Task objective = The answer is a single number: how many lines hold the string "cnindex".

Stored data =
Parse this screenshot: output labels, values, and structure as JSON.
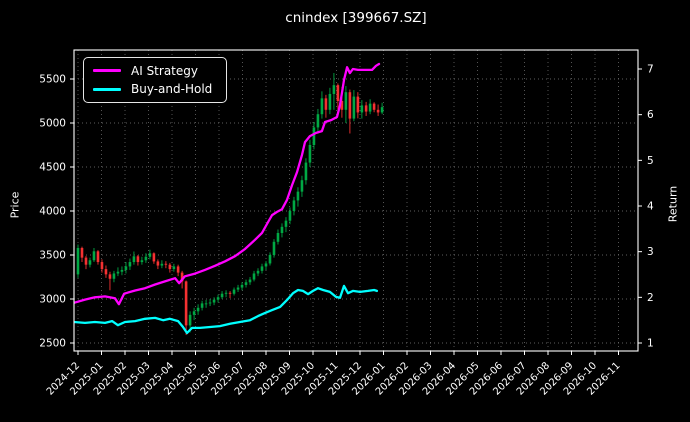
{
  "title": "cnindex [399667.SZ]",
  "legend": {
    "items": [
      {
        "label": "AI Strategy",
        "color": "#ff00ff"
      },
      {
        "label": "Buy-and-Hold",
        "color": "#00ffff"
      }
    ]
  },
  "axes": {
    "left_label": "Price",
    "right_label": "Return",
    "price_ticks": [
      2500,
      3000,
      3500,
      4000,
      4500,
      5000,
      5500
    ],
    "return_ticks": [
      1,
      2,
      3,
      4,
      5,
      6,
      7
    ],
    "x_tick_labels": [
      "2024-12",
      "2025-01",
      "2025-02",
      "2025-03",
      "2025-04",
      "2025-05",
      "2025-06",
      "2025-07",
      "2025-08",
      "2025-09",
      "2025-10",
      "2025-11",
      "2025-12",
      "2026-01",
      "2026-02",
      "2026-03",
      "2026-04",
      "2026-05",
      "2026-06",
      "2026-07",
      "2026-08",
      "2026-09",
      "2026-10",
      "2026-11"
    ],
    "grid": true
  },
  "chart_data": {
    "type": "candlestick+line",
    "title": "cnindex [399667.SZ]",
    "x_unit": "months offset from 2024-12",
    "price_ylim": [
      2409,
      5830
    ],
    "return_ylim": [
      0.82,
      7.42
    ],
    "colors": {
      "up": "#00a844",
      "down": "#f53131",
      "grid": "#6f6f6f",
      "frame": "#ffffff",
      "text": "#ffffff",
      "background": "#000000"
    },
    "series": [
      {
        "name": "AI Strategy",
        "axis": "return",
        "color": "#ff00ff",
        "points": [
          [
            -0.17,
            1.88
          ],
          [
            0.3,
            1.95
          ],
          [
            0.72,
            2.0
          ],
          [
            1.15,
            2.02
          ],
          [
            1.57,
            1.98
          ],
          [
            1.74,
            1.85
          ],
          [
            1.96,
            2.08
          ],
          [
            2.43,
            2.15
          ],
          [
            2.85,
            2.2
          ],
          [
            3.28,
            2.28
          ],
          [
            3.7,
            2.35
          ],
          [
            4.13,
            2.42
          ],
          [
            4.3,
            2.31
          ],
          [
            4.55,
            2.46
          ],
          [
            4.98,
            2.52
          ],
          [
            5.4,
            2.6
          ],
          [
            5.83,
            2.69
          ],
          [
            6.26,
            2.79
          ],
          [
            6.68,
            2.9
          ],
          [
            7.11,
            3.06
          ],
          [
            7.53,
            3.26
          ],
          [
            7.83,
            3.41
          ],
          [
            8.09,
            3.65
          ],
          [
            8.26,
            3.8
          ],
          [
            8.47,
            3.87
          ],
          [
            8.68,
            3.93
          ],
          [
            8.89,
            4.13
          ],
          [
            9.11,
            4.46
          ],
          [
            9.32,
            4.74
          ],
          [
            9.53,
            5.12
          ],
          [
            9.66,
            5.4
          ],
          [
            9.87,
            5.53
          ],
          [
            10.13,
            5.6
          ],
          [
            10.38,
            5.64
          ],
          [
            10.51,
            5.84
          ],
          [
            10.77,
            5.88
          ],
          [
            11.02,
            5.95
          ],
          [
            11.15,
            6.21
          ],
          [
            11.32,
            6.76
          ],
          [
            11.45,
            7.04
          ],
          [
            11.57,
            6.91
          ],
          [
            11.7,
            7.0
          ],
          [
            11.91,
            6.98
          ],
          [
            12.21,
            6.98
          ],
          [
            12.51,
            6.98
          ],
          [
            12.68,
            7.07
          ],
          [
            12.81,
            7.11
          ]
        ]
      },
      {
        "name": "Buy-and-Hold",
        "axis": "return",
        "color": "#00ffff",
        "points": [
          [
            -0.17,
            1.46
          ],
          [
            0.3,
            1.44
          ],
          [
            0.72,
            1.46
          ],
          [
            1.15,
            1.44
          ],
          [
            1.45,
            1.48
          ],
          [
            1.7,
            1.39
          ],
          [
            2.0,
            1.46
          ],
          [
            2.43,
            1.48
          ],
          [
            2.85,
            1.53
          ],
          [
            3.28,
            1.55
          ],
          [
            3.62,
            1.5
          ],
          [
            3.91,
            1.53
          ],
          [
            4.26,
            1.48
          ],
          [
            4.47,
            1.35
          ],
          [
            4.64,
            1.22
          ],
          [
            4.85,
            1.33
          ],
          [
            5.19,
            1.33
          ],
          [
            5.62,
            1.35
          ],
          [
            6.04,
            1.37
          ],
          [
            6.47,
            1.42
          ],
          [
            6.89,
            1.46
          ],
          [
            7.32,
            1.5
          ],
          [
            7.66,
            1.59
          ],
          [
            7.96,
            1.66
          ],
          [
            8.26,
            1.72
          ],
          [
            8.6,
            1.79
          ],
          [
            8.89,
            1.94
          ],
          [
            9.15,
            2.09
          ],
          [
            9.36,
            2.16
          ],
          [
            9.57,
            2.14
          ],
          [
            9.79,
            2.07
          ],
          [
            10.0,
            2.14
          ],
          [
            10.21,
            2.2
          ],
          [
            10.43,
            2.16
          ],
          [
            10.72,
            2.12
          ],
          [
            10.98,
            2.01
          ],
          [
            11.15,
            1.99
          ],
          [
            11.32,
            2.25
          ],
          [
            11.49,
            2.09
          ],
          [
            11.7,
            2.14
          ],
          [
            12.0,
            2.12
          ],
          [
            12.34,
            2.14
          ],
          [
            12.6,
            2.16
          ],
          [
            12.72,
            2.14
          ]
        ]
      }
    ],
    "candles_format": [
      "x_month_offset",
      "open",
      "high",
      "low",
      "close"
    ],
    "candles": [
      [
        0,
        3280,
        3620,
        3240,
        3580
      ],
      [
        0.17,
        3580,
        3595,
        3420,
        3470
      ],
      [
        0.34,
        3470,
        3490,
        3340,
        3390
      ],
      [
        0.51,
        3390,
        3470,
        3360,
        3440
      ],
      [
        0.68,
        3440,
        3580,
        3420,
        3542
      ],
      [
        0.85,
        3542,
        3555,
        3390,
        3420
      ],
      [
        1.02,
        3420,
        3450,
        3300,
        3340
      ],
      [
        1.19,
        3340,
        3380,
        3240,
        3280
      ],
      [
        1.36,
        3280,
        3310,
        3100,
        3230
      ],
      [
        1.53,
        3230,
        3320,
        3190,
        3290
      ],
      [
        1.7,
        3290,
        3360,
        3260,
        3310
      ],
      [
        1.87,
        3310,
        3370,
        3270,
        3330
      ],
      [
        2.04,
        3330,
        3420,
        3290,
        3370
      ],
      [
        2.21,
        3370,
        3460,
        3330,
        3420
      ],
      [
        2.38,
        3420,
        3540,
        3390,
        3485
      ],
      [
        2.55,
        3485,
        3500,
        3380,
        3420
      ],
      [
        2.72,
        3420,
        3480,
        3390,
        3440
      ],
      [
        2.89,
        3440,
        3520,
        3410,
        3480
      ],
      [
        3.06,
        3480,
        3560,
        3450,
        3519
      ],
      [
        3.23,
        3519,
        3530,
        3400,
        3427
      ],
      [
        3.4,
        3427,
        3450,
        3340,
        3380
      ],
      [
        3.57,
        3380,
        3440,
        3350,
        3400
      ],
      [
        3.74,
        3400,
        3430,
        3350,
        3390
      ],
      [
        3.91,
        3390,
        3410,
        3300,
        3340
      ],
      [
        4.08,
        3340,
        3400,
        3310,
        3370
      ],
      [
        4.26,
        3370,
        3390,
        3260,
        3300
      ],
      [
        4.43,
        3300,
        3320,
        3120,
        3200
      ],
      [
        4.6,
        3200,
        3210,
        2590,
        2700
      ],
      [
        4.77,
        2700,
        2860,
        2620,
        2820
      ],
      [
        4.94,
        2820,
        2900,
        2760,
        2860
      ],
      [
        5.11,
        2860,
        2940,
        2820,
        2900
      ],
      [
        5.28,
        2900,
        2980,
        2870,
        2950
      ],
      [
        5.45,
        2950,
        2990,
        2900,
        2950
      ],
      [
        5.62,
        2950,
        3000,
        2920,
        2960
      ],
      [
        5.79,
        2960,
        3020,
        2930,
        2992
      ],
      [
        5.96,
        2992,
        3050,
        2960,
        3020
      ],
      [
        6.13,
        3020,
        3090,
        3000,
        3060
      ],
      [
        6.3,
        3060,
        3100,
        3020,
        3070
      ],
      [
        6.47,
        3070,
        3090,
        3010,
        3060
      ],
      [
        6.64,
        3060,
        3130,
        3040,
        3107
      ],
      [
        6.81,
        3107,
        3160,
        3080,
        3130
      ],
      [
        6.98,
        3130,
        3190,
        3100,
        3160
      ],
      [
        7.15,
        3160,
        3220,
        3130,
        3190
      ],
      [
        7.32,
        3190,
        3250,
        3160,
        3221
      ],
      [
        7.49,
        3221,
        3320,
        3200,
        3290
      ],
      [
        7.66,
        3290,
        3350,
        3260,
        3320
      ],
      [
        7.83,
        3320,
        3400,
        3290,
        3370
      ],
      [
        8.0,
        3370,
        3430,
        3330,
        3404
      ],
      [
        8.17,
        3404,
        3530,
        3380,
        3500
      ],
      [
        8.34,
        3500,
        3680,
        3470,
        3650
      ],
      [
        8.51,
        3650,
        3790,
        3620,
        3750
      ],
      [
        8.68,
        3750,
        3860,
        3700,
        3820
      ],
      [
        8.85,
        3820,
        3930,
        3760,
        3890
      ],
      [
        9.02,
        3890,
        4040,
        3850,
        4000
      ],
      [
        9.19,
        4000,
        4160,
        3950,
        4120
      ],
      [
        9.36,
        4120,
        4270,
        4050,
        4220
      ],
      [
        9.53,
        4220,
        4400,
        4160,
        4350
      ],
      [
        9.7,
        4350,
        4600,
        4300,
        4550
      ],
      [
        9.87,
        4550,
        4810,
        4500,
        4750
      ],
      [
        10.04,
        4750,
        5010,
        4700,
        4950
      ],
      [
        10.21,
        4950,
        5160,
        4880,
        5100
      ],
      [
        10.38,
        5100,
        5360,
        5050,
        5280
      ],
      [
        10.55,
        5280,
        5320,
        5060,
        5150
      ],
      [
        10.72,
        5150,
        5400,
        5100,
        5330
      ],
      [
        10.89,
        5330,
        5568,
        5150,
        5430
      ],
      [
        11.06,
        5430,
        5450,
        5150,
        5250
      ],
      [
        11.23,
        5250,
        5410,
        5060,
        5150
      ],
      [
        11.4,
        5150,
        5420,
        5000,
        5350
      ],
      [
        11.57,
        5350,
        5380,
        4881,
        5050
      ],
      [
        11.74,
        5050,
        5374,
        5020,
        5300
      ],
      [
        11.91,
        5300,
        5351,
        5053,
        5120
      ],
      [
        12.08,
        5120,
        5260,
        5050,
        5200
      ],
      [
        12.26,
        5200,
        5240,
        5080,
        5130
      ],
      [
        12.43,
        5130,
        5270,
        5100,
        5220
      ],
      [
        12.6,
        5220,
        5236,
        5122,
        5150
      ],
      [
        12.77,
        5150,
        5210,
        5080,
        5120
      ],
      [
        12.94,
        5120,
        5230,
        5100,
        5180
      ]
    ]
  }
}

Answer to the task = 2